* **Written problem**
Give back every line exactly as it appears, pictures excluded.
** Start of Extracted records **
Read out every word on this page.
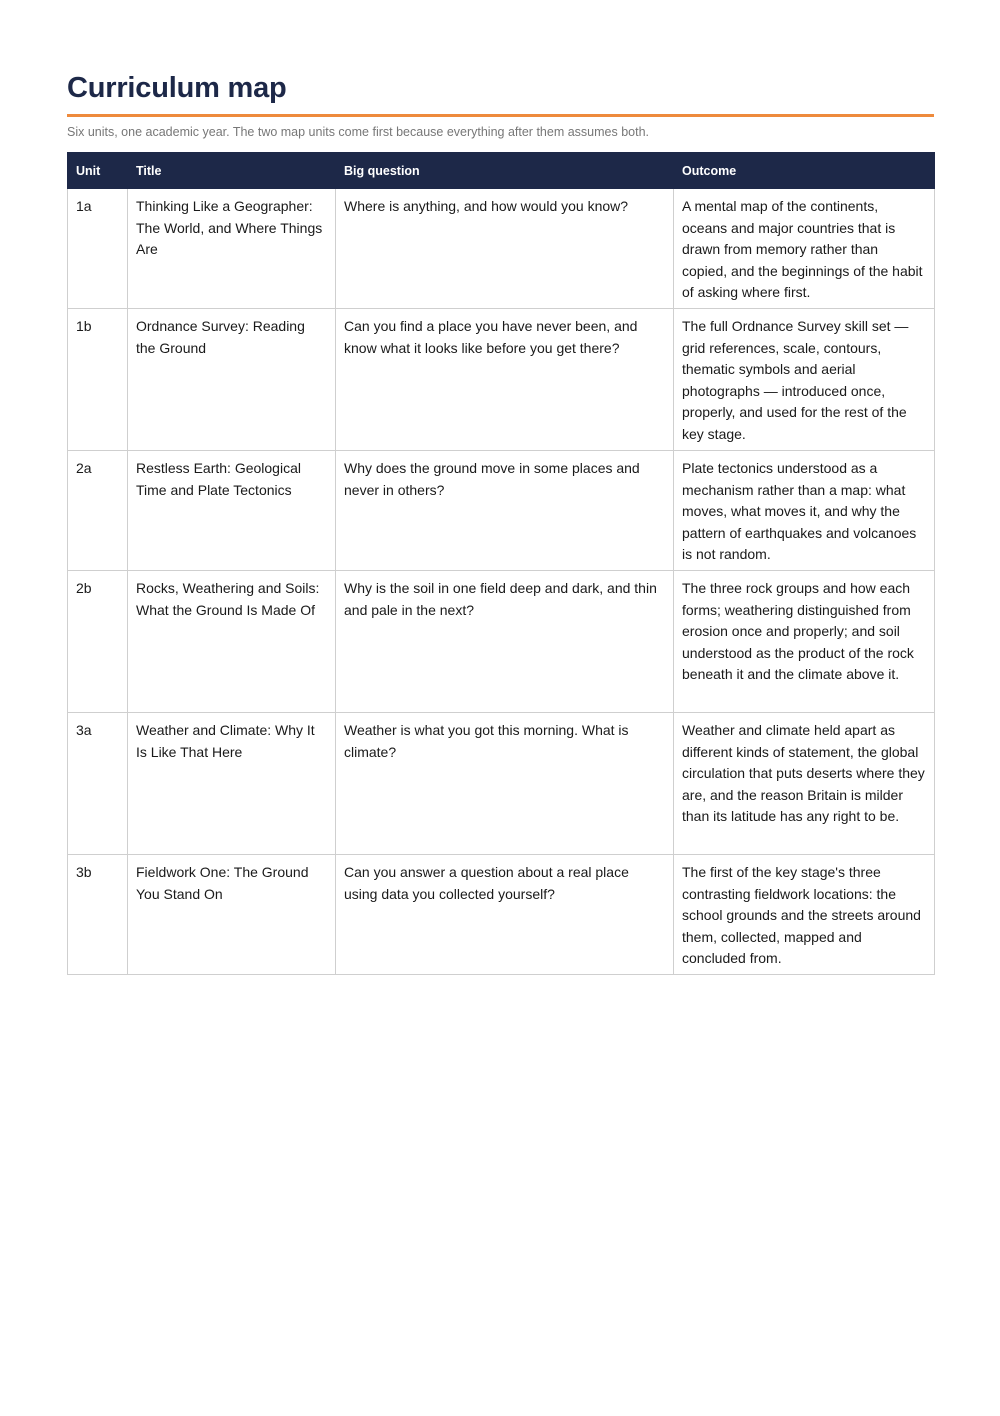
Curriculum map
Six units, one academic year. The two map units come first because everything after them assumes both.
Unit	Title	Big question	Outcome
1a	Thinking Like a Geographer: The World, and Where Things Are	Where is anything, and how would you know?	A mental map of the continents, oceans and major countries that is drawn from memory rather than copied, and the beginnings of the habit of asking where first.
1b	Ordnance Survey: Reading the Ground	Can you find a place you have never been, and know what it looks like before you get there?	The full Ordnance Survey skill set — grid references, scale, contours, thematic symbols and aerial photographs — introduced once, properly, and used for the rest of the key stage.
2a	Restless Earth: Geological Time and Plate Tectonics	Why does the ground move in some places and never in others?	Plate tectonics understood as a mechanism rather than a map: what moves, what moves it, and why the pattern of earthquakes and volcanoes is not random.
2b	Rocks, Weathering and Soils: What the Ground Is Made Of	Why is the soil in one field deep and dark, and thin and pale in the next?	The three rock groups and how each forms; weathering distinguished from erosion once and properly; and soil understood as the product of the rock beneath it and the climate above it.
3a	Weather and Climate: Why It Is Like That Here	Weather is what you got this morning. What is climate?	Weather and climate held apart as different kinds of statement, the global circulation that puts deserts where they are, and the reason Britain is milder than its latitude has any right to be.
3b	Fieldwork One: The Ground You Stand On	Can you answer a question about a real place using data you collected yourself?	The first of the key stage's three contrasting fieldwork locations: the school grounds and the streets around them, collected, mapped and concluded from.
** End of Extracted records **
* **Reply**
Read out every word on this page.
Curriculum map
Six units, one academic year. The two map units come first because everything after them assumes both.
Unit	Title	Big question	Outcome
1a	Thinking Like a Geographer: The World, and Where Things Are	Where is anything, and how would you know?	A mental map of the continents, oceans and major countries that is drawn from memory rather than copied, and the beginnings of the habit of asking where first.
1b	Ordnance Survey: Reading the Ground	Can you find a place you have never been, and know what it looks like before you get there?	The full Ordnance Survey skill set — grid references, scale, contours, thematic symbols and aerial photographs — introduced once, properly, and used for the rest of the key stage.
2a	Restless Earth: Geological Time and Plate Tectonics	Why does the ground move in some places and never in others?	Plate tectonics understood as a mechanism rather than a map: what moves, what moves it, and why the pattern of earthquakes and volcanoes is not random.
2b	Rocks, Weathering and Soils: What the Ground Is Made Of	Why is the soil in one field deep and dark, and thin and pale in the next?	The three rock groups and how each forms; weathering distinguished from erosion once and properly; and soil understood as the product of the rock beneath it and the climate above it.
3a	Weather and Climate: Why It Is Like That Here	Weather is what you got this morning. What is climate?	Weather and climate held apart as different kinds of statement, the global circulation that puts deserts where they are, and the reason Britain is milder than its latitude has any right to be.
3b	Fieldwork One: The Ground You Stand On	Can you answer a question about a real place using data you collected yourself?	The first of the key stage's three contrasting fieldwork locations: the school grounds and the streets around them, collected, mapped and concluded from.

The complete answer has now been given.